Records from a data source:
────

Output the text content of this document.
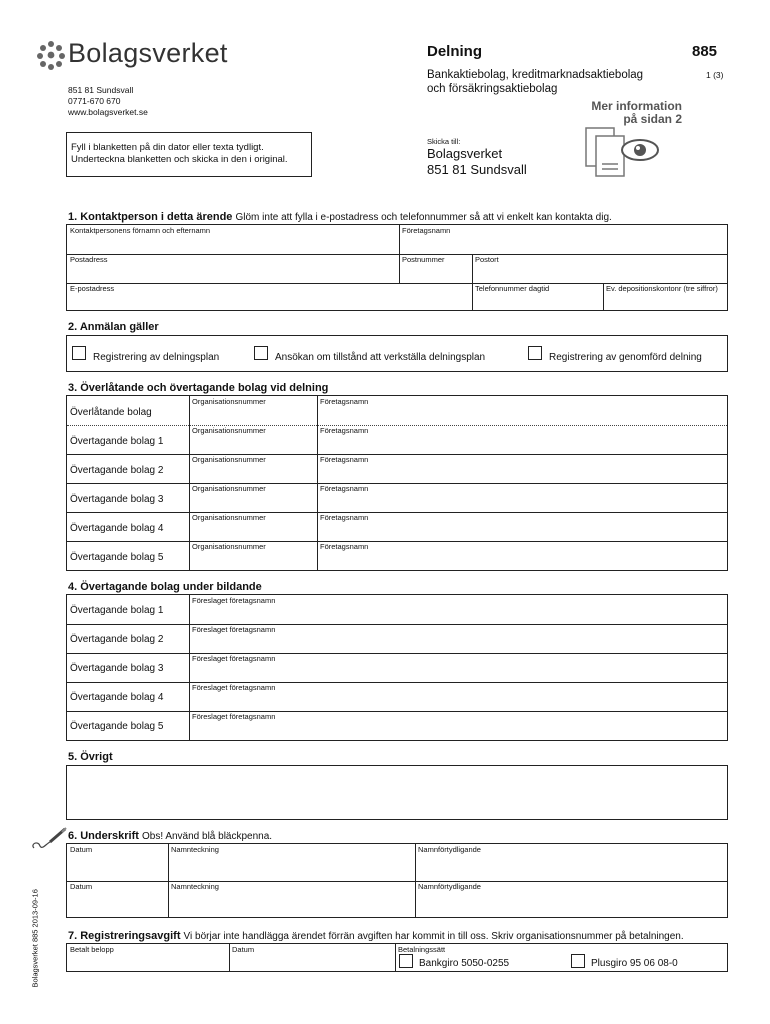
Bolagsverket
851 81 Sundsvall
0771-670 670
www.bolagsverket.se
Delning	885
Bankaktiebolag, kreditmarknadsaktiebolag
och försäkringsaktiebolag
1 (3)
Mer information
på sidan 2
Fyll i blanketten på din dator eller texta tydligt.
Underteckna blanketten och skicka in den i original.
Skicka till:
Bolagsverket
851 81 Sundsvall
1. Kontaktperson i detta ärende Glöm inte att fylla i e-postadress och telefonnummer så att vi enkelt kan kontakta dig.
Kontaktpersonens förnamn och efternamn	Företagsnamn
Postadress	Postnummer	Postort
E-postadress	Telefonnummer dagtid	Ev. depositionskontonr (tre siffror)
2. Anmälan gäller
Registrering av delningsplan	Ansökan om tillstånd att verkställa delningsplan	Registrering av genomförd delning
3. Överlåtande och övertagande bolag vid delning
Överlåtande bolag
Organisationsnummer	Företagsnamn
Övertagande bolag 1
Organisationsnummer	Företagsnamn
Övertagande bolag 2
Organisationsnummer	Företagsnamn
Övertagande bolag 3
Organisationsnummer	Företagsnamn
Övertagande bolag 4
Organisationsnummer	Företagsnamn
Övertagande bolag 5
Organisationsnummer	Företagsnamn
4. Övertagande bolag under bildande
Övertagande bolag 1
Föreslaget företagsnamn
Övertagande bolag 2
Föreslaget företagsnamn
Övertagande bolag 3
Föreslaget företagsnamn
Övertagande bolag 4
Föreslaget företagsnamn
Övertagande bolag 5
Föreslaget företagsnamn
5. Övrigt
6. Underskrift Obs! Använd blå bläckpenna.
Datum	Namnteckning	Namnförtydligande
Datum	Namnteckning	Namnförtydligande
7. Registreringsavgift Vi börjar inte handlägga ärendet förrän avgiften har kommit in till oss. Skriv organisationsnummer på betalningen.
Betalt belopp	Datum	Betalningssätt
Bankgiro 5050-0255	Plusgiro 95 06 08-0
Bolagsverket 885 2013-09-16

────

#### [TASK BRIEF]
Each of the entries above must be output exactly, with none of the pictures.

#### [REPLY TO THE EXERCISE]
Output the text content of this document.
Bolagsverket
851 81 Sundsvall
0771-670 670
www.bolagsverket.se
Delning	885
Bankaktiebolag, kreditmarknadsaktiebolag
och försäkringsaktiebolag
1 (3)
Mer information
på sidan 2
Fyll i blanketten på din dator eller texta tydligt.
Underteckna blanketten och skicka in den i original.
Skicka till:
Bolagsverket
851 81 Sundsvall
1. Kontaktperson i detta ärende Glöm inte att fylla i e-postadress och telefonnummer så att vi enkelt kan kontakta dig.
Kontaktpersonens förnamn och efternamn	Företagsnamn
Postadress	Postnummer	Postort
E-postadress	Telefonnummer dagtid	Ev. depositionskontonr (tre siffror)
2. Anmälan gäller
Registrering av delningsplan	Ansökan om tillstånd att verkställa delningsplan	Registrering av genomförd delning
3. Överlåtande och övertagande bolag vid delning
Överlåtande bolag
Organisationsnummer	Företagsnamn
Övertagande bolag 1
Organisationsnummer	Företagsnamn
Övertagande bolag 2
Organisationsnummer	Företagsnamn
Övertagande bolag 3
Organisationsnummer	Företagsnamn
Övertagande bolag 4
Organisationsnummer	Företagsnamn
Övertagande bolag 5
Organisationsnummer	Företagsnamn
4. Övertagande bolag under bildande
Övertagande bolag 1
Föreslaget företagsnamn
Övertagande bolag 2
Föreslaget företagsnamn
Övertagande bolag 3
Föreslaget företagsnamn
Övertagande bolag 4
Föreslaget företagsnamn
Övertagande bolag 5
Föreslaget företagsnamn
5. Övrigt
6. Underskrift Obs! Använd blå bläckpenna.
Datum	Namnteckning	Namnförtydligande
Datum	Namnteckning	Namnförtydligande
7. Registreringsavgift Vi börjar inte handlägga ärendet förrän avgiften har kommit in till oss. Skriv organisationsnummer på betalningen.
Betalt belopp	Datum	Betalningssätt
Bankgiro 5050-0255	Plusgiro 95 06 08-0
Bolagsverket 885 2013-09-16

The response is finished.